◆ TASK PROMPT ◆
Locate the string "collaterals" in the records below. Copy every line where it occurs.

────────────────────

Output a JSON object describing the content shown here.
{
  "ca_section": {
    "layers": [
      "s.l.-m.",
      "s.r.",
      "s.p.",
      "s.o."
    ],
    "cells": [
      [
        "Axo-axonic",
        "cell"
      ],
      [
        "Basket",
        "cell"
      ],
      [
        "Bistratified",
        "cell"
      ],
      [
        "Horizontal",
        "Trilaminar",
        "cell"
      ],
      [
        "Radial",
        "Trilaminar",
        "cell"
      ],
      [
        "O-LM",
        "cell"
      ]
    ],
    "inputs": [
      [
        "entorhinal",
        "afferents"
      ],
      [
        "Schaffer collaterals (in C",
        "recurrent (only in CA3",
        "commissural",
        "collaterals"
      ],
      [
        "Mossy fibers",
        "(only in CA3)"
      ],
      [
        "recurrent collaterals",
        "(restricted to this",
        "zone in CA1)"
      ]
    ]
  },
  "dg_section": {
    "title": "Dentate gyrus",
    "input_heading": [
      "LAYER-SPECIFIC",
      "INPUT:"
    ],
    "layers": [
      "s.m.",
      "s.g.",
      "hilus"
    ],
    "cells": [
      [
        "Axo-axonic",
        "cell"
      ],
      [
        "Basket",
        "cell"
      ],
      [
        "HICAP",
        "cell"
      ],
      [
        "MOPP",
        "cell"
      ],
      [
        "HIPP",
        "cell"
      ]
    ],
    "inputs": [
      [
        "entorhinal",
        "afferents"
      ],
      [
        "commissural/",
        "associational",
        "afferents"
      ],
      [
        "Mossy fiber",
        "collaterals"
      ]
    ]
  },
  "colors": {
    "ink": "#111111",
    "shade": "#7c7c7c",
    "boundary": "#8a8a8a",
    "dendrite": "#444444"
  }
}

────────────────────

◆ ANSWER TO THIS PROBLEM ◆
        "Schaffer collaterals (in C",
        "collaterals"
        "recurrent collaterals",
        "collaterals"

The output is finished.